-------- Raw records --------

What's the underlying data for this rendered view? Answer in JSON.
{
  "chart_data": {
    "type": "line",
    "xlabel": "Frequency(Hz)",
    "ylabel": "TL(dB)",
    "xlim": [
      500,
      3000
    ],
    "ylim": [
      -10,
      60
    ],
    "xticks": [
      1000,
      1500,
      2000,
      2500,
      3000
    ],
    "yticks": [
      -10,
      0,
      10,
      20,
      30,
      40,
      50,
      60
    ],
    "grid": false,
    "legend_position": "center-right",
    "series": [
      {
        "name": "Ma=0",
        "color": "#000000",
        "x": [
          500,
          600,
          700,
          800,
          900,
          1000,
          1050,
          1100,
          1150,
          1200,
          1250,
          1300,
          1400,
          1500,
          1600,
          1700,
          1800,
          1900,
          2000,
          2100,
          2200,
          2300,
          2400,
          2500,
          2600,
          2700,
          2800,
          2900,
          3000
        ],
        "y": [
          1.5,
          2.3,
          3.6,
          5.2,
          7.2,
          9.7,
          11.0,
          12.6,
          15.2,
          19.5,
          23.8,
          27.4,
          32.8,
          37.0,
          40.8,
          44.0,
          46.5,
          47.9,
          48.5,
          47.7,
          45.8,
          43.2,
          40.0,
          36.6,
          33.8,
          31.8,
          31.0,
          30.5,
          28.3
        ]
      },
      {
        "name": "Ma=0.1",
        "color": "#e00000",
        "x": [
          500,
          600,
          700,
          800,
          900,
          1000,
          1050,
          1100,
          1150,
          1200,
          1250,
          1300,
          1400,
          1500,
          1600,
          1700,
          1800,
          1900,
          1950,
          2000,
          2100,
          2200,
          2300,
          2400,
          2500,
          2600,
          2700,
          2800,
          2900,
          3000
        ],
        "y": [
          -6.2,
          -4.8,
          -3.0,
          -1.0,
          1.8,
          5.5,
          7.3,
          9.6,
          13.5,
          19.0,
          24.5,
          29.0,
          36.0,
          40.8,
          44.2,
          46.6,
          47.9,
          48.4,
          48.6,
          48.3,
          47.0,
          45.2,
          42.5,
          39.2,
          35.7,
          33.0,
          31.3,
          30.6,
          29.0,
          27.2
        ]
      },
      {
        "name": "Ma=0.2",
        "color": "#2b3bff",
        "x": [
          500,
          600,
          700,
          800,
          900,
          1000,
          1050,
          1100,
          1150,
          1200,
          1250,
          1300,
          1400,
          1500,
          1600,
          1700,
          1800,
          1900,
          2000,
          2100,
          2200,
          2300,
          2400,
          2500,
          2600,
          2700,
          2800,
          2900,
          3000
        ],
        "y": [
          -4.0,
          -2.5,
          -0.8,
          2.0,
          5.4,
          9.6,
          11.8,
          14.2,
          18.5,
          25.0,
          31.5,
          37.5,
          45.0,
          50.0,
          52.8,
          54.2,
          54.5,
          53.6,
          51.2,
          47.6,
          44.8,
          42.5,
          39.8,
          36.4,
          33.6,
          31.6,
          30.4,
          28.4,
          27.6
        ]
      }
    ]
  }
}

--------

- [Required task]:
Give the number of lines in the entries that include the string "color", and nothing more.

- [Finished task]:
3